(Source data)
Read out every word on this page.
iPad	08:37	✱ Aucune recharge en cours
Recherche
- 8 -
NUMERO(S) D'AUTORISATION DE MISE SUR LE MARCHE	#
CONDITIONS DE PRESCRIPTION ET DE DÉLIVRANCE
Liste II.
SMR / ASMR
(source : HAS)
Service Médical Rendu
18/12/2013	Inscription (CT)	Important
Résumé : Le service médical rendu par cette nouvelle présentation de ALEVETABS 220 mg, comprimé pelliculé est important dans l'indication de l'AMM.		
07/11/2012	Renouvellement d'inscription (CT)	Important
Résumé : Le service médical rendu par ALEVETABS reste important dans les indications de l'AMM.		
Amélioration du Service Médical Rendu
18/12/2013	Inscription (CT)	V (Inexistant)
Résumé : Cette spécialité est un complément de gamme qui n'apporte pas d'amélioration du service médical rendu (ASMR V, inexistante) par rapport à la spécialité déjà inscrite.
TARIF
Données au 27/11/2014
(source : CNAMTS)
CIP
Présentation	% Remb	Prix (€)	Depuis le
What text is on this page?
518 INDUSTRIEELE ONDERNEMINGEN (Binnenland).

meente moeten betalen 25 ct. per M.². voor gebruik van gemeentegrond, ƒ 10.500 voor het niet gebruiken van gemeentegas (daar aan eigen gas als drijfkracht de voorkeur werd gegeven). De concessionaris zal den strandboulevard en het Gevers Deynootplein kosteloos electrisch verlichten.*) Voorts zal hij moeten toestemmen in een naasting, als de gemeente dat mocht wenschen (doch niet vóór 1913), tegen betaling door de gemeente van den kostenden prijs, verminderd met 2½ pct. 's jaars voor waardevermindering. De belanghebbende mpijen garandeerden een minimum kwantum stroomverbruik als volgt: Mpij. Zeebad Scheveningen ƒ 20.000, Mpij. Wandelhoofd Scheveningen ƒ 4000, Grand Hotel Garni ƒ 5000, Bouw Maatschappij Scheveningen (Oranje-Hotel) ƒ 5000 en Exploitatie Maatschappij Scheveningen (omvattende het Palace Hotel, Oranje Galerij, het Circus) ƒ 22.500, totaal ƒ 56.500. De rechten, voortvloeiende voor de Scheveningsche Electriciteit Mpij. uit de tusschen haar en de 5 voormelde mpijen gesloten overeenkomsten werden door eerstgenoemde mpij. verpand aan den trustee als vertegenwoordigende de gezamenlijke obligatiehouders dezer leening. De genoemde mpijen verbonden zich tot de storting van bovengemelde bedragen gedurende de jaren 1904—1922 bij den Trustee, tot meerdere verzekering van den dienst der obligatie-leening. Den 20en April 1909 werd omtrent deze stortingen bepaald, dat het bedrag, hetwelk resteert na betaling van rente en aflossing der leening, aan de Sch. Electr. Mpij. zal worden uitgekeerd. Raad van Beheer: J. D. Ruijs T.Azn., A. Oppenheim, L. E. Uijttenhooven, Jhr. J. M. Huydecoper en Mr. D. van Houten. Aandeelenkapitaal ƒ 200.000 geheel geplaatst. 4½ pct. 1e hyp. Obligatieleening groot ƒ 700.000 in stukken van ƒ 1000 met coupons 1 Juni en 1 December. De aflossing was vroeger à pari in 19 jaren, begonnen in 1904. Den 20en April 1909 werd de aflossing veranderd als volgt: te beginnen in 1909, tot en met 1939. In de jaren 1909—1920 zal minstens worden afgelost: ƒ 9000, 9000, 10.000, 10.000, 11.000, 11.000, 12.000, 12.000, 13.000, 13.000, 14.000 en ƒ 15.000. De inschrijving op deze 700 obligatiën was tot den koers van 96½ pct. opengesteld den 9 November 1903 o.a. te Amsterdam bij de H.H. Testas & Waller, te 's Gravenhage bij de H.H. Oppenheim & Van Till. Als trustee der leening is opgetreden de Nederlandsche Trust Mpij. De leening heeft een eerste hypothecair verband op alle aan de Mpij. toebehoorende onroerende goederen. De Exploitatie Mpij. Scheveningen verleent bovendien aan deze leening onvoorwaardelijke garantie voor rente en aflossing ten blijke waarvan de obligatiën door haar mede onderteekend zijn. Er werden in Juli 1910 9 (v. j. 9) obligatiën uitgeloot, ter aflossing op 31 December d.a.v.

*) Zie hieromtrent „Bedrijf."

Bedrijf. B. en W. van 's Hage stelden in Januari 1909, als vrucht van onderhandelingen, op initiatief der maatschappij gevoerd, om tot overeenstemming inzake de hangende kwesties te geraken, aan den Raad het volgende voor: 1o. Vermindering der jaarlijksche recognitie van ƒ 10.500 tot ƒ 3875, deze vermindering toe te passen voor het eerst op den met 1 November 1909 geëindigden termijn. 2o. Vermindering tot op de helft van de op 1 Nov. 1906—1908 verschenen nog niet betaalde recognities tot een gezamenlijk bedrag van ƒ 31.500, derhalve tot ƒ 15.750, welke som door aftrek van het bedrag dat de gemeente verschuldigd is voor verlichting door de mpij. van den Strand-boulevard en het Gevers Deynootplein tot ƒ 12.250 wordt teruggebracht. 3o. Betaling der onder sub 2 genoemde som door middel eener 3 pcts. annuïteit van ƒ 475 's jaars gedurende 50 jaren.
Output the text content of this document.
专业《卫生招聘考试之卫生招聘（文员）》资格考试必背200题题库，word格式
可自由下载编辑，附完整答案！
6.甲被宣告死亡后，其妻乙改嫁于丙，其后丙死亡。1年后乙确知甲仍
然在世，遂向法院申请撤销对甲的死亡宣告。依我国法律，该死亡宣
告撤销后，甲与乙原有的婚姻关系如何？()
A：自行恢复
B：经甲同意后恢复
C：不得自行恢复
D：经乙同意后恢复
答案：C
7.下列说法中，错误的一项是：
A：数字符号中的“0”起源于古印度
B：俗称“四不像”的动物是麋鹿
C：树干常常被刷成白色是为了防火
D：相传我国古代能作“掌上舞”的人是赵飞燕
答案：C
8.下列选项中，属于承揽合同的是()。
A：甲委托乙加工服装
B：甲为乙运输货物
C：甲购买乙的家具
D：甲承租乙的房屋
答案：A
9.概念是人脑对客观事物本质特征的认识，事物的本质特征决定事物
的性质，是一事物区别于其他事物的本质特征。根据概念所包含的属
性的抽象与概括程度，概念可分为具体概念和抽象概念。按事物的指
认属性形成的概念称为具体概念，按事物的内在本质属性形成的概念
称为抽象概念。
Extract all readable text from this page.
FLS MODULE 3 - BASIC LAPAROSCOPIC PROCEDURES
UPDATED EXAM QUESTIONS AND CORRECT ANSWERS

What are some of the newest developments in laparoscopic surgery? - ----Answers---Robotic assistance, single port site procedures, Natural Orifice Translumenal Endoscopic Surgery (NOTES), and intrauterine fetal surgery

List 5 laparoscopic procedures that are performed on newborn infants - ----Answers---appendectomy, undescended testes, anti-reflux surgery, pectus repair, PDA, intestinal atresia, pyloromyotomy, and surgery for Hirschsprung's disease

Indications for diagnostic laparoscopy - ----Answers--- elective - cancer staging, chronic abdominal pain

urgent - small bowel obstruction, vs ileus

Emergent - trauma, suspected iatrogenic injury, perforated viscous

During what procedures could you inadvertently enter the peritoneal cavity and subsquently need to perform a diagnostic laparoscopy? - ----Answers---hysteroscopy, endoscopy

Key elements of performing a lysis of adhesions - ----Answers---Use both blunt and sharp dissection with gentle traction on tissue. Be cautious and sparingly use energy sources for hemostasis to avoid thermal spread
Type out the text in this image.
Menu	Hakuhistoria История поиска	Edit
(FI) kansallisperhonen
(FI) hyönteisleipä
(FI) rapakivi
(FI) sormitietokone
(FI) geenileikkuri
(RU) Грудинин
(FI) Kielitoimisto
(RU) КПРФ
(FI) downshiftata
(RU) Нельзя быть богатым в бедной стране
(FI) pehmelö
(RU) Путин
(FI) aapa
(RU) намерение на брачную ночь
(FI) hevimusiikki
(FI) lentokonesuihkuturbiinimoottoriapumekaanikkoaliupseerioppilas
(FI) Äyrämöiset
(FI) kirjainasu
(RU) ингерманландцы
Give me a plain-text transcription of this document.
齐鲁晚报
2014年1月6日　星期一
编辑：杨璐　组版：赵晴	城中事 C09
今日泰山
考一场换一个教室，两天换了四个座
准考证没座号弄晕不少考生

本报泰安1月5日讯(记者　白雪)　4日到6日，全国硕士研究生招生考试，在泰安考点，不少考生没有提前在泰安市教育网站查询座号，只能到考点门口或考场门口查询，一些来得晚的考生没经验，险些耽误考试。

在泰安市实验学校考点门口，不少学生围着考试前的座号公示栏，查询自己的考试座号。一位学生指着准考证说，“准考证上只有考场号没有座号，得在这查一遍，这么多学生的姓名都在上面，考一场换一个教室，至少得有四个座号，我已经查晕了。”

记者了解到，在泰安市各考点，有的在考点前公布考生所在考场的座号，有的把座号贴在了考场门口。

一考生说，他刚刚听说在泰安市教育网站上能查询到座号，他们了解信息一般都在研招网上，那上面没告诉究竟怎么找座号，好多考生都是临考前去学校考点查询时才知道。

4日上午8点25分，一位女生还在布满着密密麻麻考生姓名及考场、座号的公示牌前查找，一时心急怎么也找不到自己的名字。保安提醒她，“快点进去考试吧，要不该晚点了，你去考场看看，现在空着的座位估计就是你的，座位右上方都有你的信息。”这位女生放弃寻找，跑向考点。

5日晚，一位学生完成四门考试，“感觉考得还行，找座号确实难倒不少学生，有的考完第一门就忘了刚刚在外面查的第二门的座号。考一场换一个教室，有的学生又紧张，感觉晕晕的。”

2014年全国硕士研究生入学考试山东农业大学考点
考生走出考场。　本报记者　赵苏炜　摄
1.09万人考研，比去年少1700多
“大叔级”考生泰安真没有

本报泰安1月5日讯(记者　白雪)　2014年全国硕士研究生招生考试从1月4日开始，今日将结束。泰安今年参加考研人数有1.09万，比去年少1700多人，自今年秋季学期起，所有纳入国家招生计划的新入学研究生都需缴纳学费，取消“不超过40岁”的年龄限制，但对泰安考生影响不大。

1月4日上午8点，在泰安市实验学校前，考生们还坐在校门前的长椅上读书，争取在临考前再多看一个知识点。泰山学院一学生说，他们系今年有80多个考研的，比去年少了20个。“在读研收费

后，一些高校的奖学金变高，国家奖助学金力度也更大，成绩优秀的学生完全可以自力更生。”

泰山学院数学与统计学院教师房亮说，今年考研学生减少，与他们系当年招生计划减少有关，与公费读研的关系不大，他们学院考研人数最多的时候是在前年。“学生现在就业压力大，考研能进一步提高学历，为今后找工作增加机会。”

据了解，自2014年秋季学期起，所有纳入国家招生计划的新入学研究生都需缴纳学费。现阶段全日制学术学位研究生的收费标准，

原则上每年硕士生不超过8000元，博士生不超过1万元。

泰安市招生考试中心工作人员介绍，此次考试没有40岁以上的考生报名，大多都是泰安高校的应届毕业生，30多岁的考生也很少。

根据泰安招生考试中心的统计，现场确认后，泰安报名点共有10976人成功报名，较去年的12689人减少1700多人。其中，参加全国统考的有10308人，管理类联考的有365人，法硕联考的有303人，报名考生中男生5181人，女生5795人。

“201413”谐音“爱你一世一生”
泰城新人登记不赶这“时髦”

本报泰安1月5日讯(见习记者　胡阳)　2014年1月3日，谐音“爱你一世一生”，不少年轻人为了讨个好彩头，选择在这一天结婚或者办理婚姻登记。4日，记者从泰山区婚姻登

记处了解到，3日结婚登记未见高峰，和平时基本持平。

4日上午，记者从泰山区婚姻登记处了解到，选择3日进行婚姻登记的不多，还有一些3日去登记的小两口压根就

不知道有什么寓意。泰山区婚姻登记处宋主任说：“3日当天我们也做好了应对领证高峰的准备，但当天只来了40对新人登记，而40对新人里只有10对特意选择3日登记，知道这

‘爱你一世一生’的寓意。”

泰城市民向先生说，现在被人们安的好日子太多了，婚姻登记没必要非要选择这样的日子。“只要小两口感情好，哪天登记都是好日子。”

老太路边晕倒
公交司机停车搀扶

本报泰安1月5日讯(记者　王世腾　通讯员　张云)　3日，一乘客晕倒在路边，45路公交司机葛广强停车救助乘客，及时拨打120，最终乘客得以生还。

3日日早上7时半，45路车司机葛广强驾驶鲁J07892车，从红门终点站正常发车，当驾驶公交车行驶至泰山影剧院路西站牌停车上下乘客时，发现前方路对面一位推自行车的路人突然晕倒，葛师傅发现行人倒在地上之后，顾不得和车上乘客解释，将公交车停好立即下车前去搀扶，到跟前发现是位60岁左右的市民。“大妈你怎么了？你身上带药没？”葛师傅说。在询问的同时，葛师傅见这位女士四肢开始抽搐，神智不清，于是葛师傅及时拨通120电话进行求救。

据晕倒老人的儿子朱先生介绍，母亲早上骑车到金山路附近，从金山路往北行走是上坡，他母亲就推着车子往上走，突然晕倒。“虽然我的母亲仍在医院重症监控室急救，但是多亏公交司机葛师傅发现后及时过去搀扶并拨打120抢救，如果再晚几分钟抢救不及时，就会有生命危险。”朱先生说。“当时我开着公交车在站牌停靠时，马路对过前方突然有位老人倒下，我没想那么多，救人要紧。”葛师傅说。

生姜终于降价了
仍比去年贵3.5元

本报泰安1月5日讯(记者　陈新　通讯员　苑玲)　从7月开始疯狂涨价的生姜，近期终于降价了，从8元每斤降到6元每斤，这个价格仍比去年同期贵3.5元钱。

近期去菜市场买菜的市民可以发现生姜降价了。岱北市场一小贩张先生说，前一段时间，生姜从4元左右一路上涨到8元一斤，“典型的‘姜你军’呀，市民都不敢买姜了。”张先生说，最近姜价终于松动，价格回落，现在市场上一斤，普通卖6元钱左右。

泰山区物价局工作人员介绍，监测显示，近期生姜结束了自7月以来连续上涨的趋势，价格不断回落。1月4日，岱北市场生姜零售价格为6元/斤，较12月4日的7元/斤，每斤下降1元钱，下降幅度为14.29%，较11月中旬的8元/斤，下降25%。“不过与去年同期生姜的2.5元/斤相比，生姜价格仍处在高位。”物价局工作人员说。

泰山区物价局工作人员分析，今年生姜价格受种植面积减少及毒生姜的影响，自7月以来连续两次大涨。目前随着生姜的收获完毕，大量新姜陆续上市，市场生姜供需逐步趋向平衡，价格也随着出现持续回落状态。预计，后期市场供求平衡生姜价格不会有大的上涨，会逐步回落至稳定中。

*Short exercise:* Filter the listing above by the word "考一场换一个教室"; copy each line that passes.

*The response:*
考一场换一个教室，两天换了四个座
在泰安市实验学校考点门口，不少学生围着考试前的座号公示栏，查询自己的考试座号。一位学生指着准考证说，“准考证上只有考场号没有座号，得在这查一遍，这么多学生的姓名都在上面，考一场换一个教室，至少得有四个座号，我已经查晕了。”
5日晚，一位学生完成四门考试，“感觉考得还行，找座号确实难倒不少学生，有的考完第一门就忘了刚刚在外面查的第二门的座号。考一场换一个教室，有的学生又紧张，感觉晕晕的。”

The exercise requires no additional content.